EXERCISE >> Each line containing the word "Kaolin" must be reported.

- - -

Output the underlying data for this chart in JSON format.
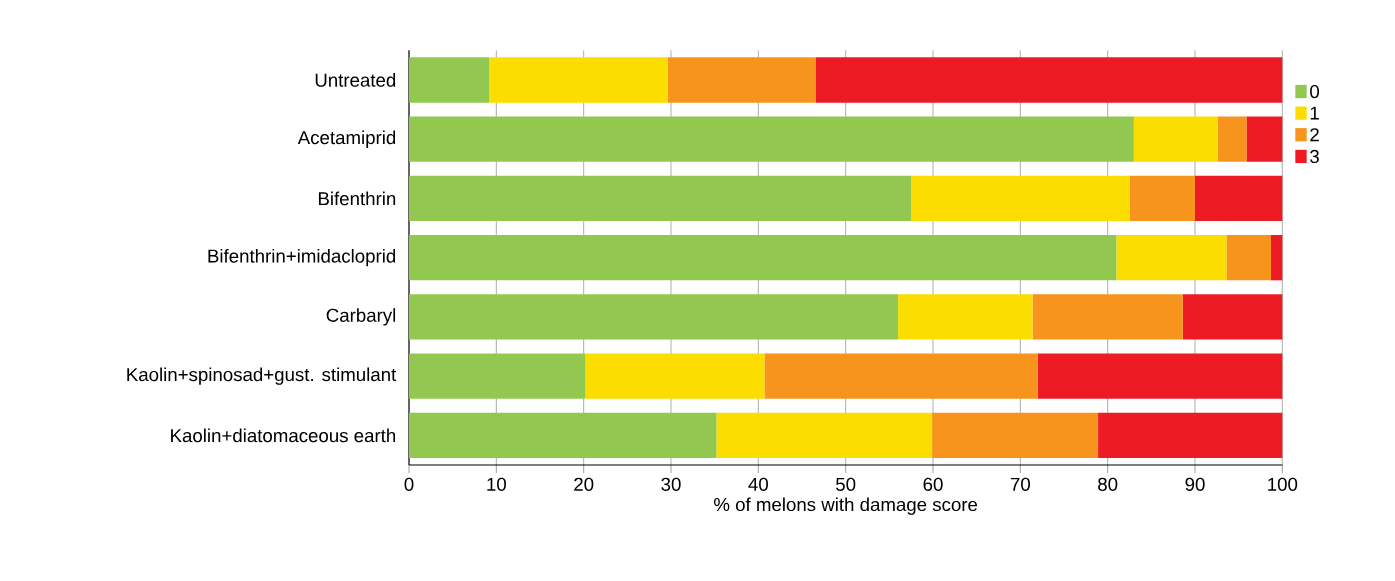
{
  "chart_data": {
    "type": "bar",
    "orientation": "horizontal",
    "stacked": true,
    "categories": [
      "Untreated",
      "Acetamiprid",
      "Bifenthrin",
      "Bifenthrin+imidacloprid",
      "Carbaryl",
      "Kaolin+spinosad+gust. stimulant",
      "Kaolin+diatomaceous earth"
    ],
    "series": [
      {
        "name": "0",
        "color": "#92c84f",
        "values": [
          9.2,
          83,
          57.5,
          81,
          56,
          20.2,
          35.2
        ]
      },
      {
        "name": "1",
        "color": "#fcdd00",
        "values": [
          20.4,
          9.6,
          25,
          12.6,
          15.4,
          20.5,
          24.7
        ]
      },
      {
        "name": "2",
        "color": "#f7941d",
        "values": [
          17.0,
          3.3,
          7.5,
          5.1,
          17.2,
          31.3,
          19.0
        ]
      },
      {
        "name": "3",
        "color": "#ed1c24",
        "values": [
          53.4,
          4.1,
          10,
          1.3,
          11.4,
          28.0,
          21.1
        ]
      }
    ],
    "xlabel": "% of melons with damage score",
    "xlim": [
      0,
      100
    ],
    "xticks": [
      0,
      10,
      20,
      30,
      40,
      50,
      60,
      70,
      80,
      90,
      100
    ],
    "grid": "x",
    "legend": "top right"
  }
}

- - -

TASK ANSWER >>
      "Kaolin+spinosad+gust. stimulant",
      "Kaolin+diatomaceous earth"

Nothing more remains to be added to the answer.